Spatial annotation records:
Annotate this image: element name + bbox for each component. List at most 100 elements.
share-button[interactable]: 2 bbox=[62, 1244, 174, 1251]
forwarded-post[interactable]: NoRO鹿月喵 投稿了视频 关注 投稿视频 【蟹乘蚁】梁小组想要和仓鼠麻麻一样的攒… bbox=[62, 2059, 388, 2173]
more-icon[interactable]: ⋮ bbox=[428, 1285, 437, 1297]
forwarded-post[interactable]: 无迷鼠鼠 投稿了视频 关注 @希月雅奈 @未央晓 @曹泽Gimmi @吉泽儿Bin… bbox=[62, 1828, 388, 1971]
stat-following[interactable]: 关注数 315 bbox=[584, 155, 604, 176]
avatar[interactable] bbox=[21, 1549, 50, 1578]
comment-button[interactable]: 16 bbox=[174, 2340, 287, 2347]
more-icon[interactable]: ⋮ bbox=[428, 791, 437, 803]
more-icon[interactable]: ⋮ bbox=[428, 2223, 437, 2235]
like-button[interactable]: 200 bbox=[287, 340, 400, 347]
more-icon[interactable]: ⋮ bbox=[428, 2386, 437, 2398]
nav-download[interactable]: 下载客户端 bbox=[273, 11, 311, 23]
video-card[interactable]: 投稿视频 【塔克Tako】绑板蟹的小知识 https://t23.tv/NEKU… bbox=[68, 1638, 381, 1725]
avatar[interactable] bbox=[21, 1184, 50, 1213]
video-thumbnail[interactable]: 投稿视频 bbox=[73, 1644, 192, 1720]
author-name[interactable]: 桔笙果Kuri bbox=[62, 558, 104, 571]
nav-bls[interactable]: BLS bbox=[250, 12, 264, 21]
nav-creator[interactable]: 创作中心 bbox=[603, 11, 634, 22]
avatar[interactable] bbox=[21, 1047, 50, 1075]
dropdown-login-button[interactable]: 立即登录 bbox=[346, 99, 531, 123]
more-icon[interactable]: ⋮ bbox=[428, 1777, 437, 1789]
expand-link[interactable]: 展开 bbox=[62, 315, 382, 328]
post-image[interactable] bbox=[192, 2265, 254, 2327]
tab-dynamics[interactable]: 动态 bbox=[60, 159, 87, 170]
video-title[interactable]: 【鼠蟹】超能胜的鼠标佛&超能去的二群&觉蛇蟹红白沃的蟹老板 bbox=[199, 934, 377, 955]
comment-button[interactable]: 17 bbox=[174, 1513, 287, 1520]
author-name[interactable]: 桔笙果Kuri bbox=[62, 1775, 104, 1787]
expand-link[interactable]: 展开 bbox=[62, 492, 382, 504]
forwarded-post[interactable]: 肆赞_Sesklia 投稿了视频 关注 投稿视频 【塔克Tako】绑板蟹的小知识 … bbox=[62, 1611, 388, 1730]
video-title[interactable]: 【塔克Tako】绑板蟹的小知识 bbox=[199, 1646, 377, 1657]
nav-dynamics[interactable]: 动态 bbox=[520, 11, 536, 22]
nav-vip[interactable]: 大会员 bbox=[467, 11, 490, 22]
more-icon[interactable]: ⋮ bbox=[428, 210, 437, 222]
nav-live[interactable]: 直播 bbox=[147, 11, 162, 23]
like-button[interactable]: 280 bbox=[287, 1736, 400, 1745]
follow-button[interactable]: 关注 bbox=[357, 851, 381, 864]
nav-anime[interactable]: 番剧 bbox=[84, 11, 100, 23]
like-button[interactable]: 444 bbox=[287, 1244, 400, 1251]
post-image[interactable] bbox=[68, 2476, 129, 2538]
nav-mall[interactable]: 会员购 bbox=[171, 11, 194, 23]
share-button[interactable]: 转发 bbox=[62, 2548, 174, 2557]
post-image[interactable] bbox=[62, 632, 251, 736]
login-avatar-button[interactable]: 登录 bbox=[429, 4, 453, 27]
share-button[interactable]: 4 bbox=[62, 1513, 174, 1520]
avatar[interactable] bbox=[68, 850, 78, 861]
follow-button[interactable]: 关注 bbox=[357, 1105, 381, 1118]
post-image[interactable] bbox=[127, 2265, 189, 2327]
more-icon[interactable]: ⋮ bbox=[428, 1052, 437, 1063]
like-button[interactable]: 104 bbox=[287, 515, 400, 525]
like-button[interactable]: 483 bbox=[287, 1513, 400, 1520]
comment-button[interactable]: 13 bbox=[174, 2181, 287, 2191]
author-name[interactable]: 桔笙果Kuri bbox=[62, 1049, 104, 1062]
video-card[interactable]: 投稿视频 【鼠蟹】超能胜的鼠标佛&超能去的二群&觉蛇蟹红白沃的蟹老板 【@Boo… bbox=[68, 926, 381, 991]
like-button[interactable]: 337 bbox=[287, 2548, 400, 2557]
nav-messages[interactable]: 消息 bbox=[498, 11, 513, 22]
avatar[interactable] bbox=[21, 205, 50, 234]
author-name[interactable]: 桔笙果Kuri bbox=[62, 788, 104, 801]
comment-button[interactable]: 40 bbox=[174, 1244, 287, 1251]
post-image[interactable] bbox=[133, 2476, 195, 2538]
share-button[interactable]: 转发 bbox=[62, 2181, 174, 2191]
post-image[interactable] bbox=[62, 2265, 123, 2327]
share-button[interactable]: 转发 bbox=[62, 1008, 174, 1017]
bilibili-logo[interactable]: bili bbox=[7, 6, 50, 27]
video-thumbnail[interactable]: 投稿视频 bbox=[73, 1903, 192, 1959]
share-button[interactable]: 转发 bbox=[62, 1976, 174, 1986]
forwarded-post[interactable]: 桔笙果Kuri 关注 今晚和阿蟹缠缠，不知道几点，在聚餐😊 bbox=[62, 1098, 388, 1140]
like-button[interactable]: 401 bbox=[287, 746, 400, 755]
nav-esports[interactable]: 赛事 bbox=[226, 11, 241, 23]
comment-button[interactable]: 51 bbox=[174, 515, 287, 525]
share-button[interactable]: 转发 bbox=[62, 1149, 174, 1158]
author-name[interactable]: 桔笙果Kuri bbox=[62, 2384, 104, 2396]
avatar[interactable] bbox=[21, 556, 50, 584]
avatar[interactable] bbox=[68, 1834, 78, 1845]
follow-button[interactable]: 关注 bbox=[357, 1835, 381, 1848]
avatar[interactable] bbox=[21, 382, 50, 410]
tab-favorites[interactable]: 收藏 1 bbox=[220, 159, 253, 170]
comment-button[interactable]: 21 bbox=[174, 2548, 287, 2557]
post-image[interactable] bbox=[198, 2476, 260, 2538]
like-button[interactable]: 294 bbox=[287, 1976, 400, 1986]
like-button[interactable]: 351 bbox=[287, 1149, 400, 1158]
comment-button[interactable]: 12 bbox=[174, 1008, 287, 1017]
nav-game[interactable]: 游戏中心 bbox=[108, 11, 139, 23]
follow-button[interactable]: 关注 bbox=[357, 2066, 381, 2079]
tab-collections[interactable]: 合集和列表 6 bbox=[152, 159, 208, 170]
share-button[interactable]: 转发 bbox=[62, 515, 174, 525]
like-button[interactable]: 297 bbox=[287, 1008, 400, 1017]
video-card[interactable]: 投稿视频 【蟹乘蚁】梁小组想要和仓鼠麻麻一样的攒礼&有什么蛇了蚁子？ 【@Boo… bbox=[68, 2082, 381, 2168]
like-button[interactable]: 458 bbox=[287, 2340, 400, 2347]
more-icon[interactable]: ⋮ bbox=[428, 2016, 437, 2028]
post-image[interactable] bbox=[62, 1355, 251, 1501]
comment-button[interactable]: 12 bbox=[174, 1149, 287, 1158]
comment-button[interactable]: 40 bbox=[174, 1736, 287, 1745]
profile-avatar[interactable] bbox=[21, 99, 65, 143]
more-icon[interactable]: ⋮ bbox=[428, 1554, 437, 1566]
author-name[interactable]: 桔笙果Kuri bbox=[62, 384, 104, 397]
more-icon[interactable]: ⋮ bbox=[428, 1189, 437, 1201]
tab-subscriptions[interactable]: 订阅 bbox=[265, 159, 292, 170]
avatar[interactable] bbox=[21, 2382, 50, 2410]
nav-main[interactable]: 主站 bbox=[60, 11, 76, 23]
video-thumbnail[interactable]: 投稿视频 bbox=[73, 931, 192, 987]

▸ **WHAT IS EXPECTED**
Rename "interactable" to "clickable" in the material from its start up to and including the line with "more-icon[interactable]: ⋮ bbox=[428, 1285, 437, 1297]", and write out only those lines with nothing else changed.

▸ **FINISHED EXERCISE**
Annotate this image: element name + bbox for each component. List at most 100 elements.
share-button[clickable]: 2 bbox=[62, 1244, 174, 1251]
forwarded-post[clickable]: NoRO鹿月喵 投稿了视频 关注 投稿视频 【蟹乘蚁】梁小组想要和仓鼠麻麻一样的攒… bbox=[62, 2059, 388, 2173]
more-icon[clickable]: ⋮ bbox=[428, 1285, 437, 1297]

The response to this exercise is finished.